**Work to be completed**
Gather all lines from the material that contain "distance".
-- BEGIN Task inputs --
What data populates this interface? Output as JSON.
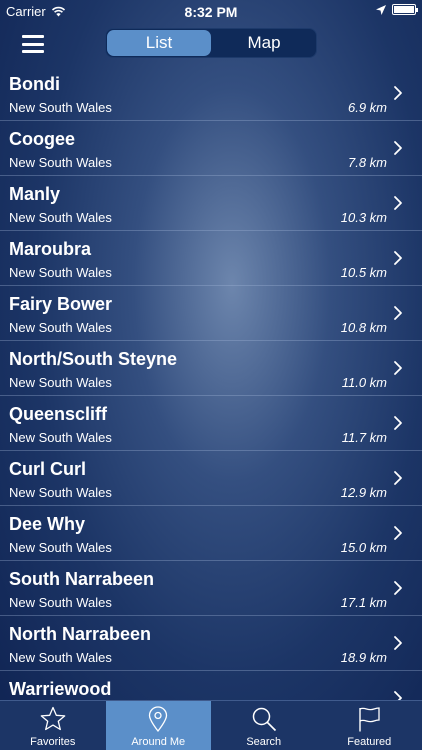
{
  "status": {
    "carrier": "Carrier",
    "time": "8:32 PM"
  },
  "nav": {
    "segments": [
      {
        "label": "List",
        "active": true
      },
      {
        "label": "Map",
        "active": false
      }
    ]
  },
  "beaches": [
    {
      "name": "Bondi",
      "region": "New South Wales",
      "distance": "6.9 km"
    },
    {
      "name": "Coogee",
      "region": "New South Wales",
      "distance": "7.8 km"
    },
    {
      "name": "Manly",
      "region": "New South Wales",
      "distance": "10.3 km"
    },
    {
      "name": "Maroubra",
      "region": "New South Wales",
      "distance": "10.5 km"
    },
    {
      "name": "Fairy Bower",
      "region": "New South Wales",
      "distance": "10.8 km"
    },
    {
      "name": "North/South Steyne",
      "region": "New South Wales",
      "distance": "11.0 km"
    },
    {
      "name": "Queenscliff",
      "region": "New South Wales",
      "distance": "11.7 km"
    },
    {
      "name": "Curl Curl",
      "region": "New South Wales",
      "distance": "12.9 km"
    },
    {
      "name": "Dee Why",
      "region": "New South Wales",
      "distance": "15.0 km"
    },
    {
      "name": "South Narrabeen",
      "region": "New South Wales",
      "distance": "17.1 km"
    },
    {
      "name": "North Narrabeen",
      "region": "New South Wales",
      "distance": "18.9 km"
    },
    {
      "name": "Warriewood",
      "region": "",
      "distance": ""
    }
  ],
  "tabs": [
    {
      "label": "Favorites",
      "icon": "star-icon",
      "active": false
    },
    {
      "label": "Around Me",
      "icon": "location-pin-icon",
      "active": true
    },
    {
      "label": "Search",
      "icon": "search-icon",
      "active": false
    },
    {
      "label": "Featured",
      "icon": "flag-icon",
      "active": false
    }
  ]
}
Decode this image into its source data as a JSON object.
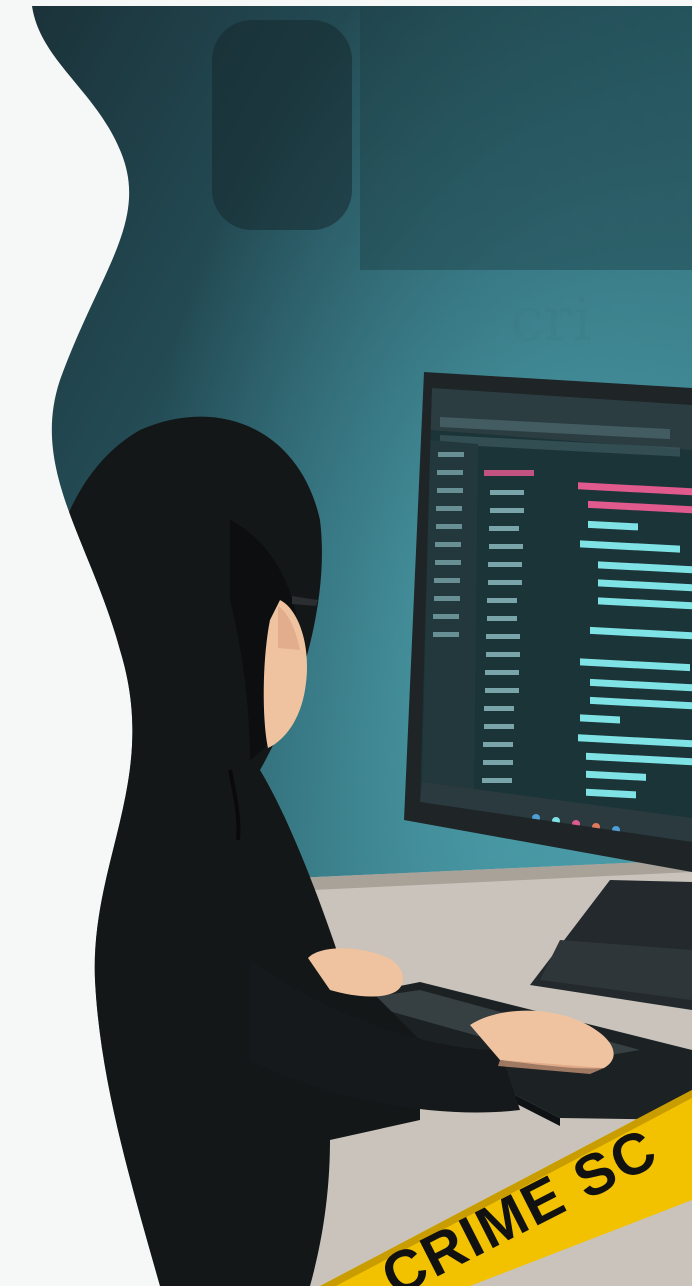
{
  "scene": {
    "caution_tape_text": "CRIME SC",
    "colors": {
      "page_bg": "#f6f7f7",
      "wall_dark": "#1d3a42",
      "wall_light": "#3f8c9a",
      "hood": "#141718",
      "skin": "#f0c3a0",
      "desk": "#c9c3bb",
      "monitor_frame": "#1f2427",
      "screen_bg": "#1b3438",
      "code_pink": "#e05a8e",
      "code_cyan": "#7fe3e6",
      "tape_yellow": "#f2c200"
    }
  }
}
-- END Task inputs --
**Answer to this exercise**
      "distance": "6.9 km"
      "distance": "7.8 km"
      "distance": "10.3 km"
      "distance": "10.5 km"
      "distance": "10.8 km"
      "distance": "11.0 km"
      "distance": "11.7 km"
      "distance": "12.9 km"
      "distance": "15.0 km"
      "distance": "17.1 km"
      "distance": "18.9 km"
      "distance": ""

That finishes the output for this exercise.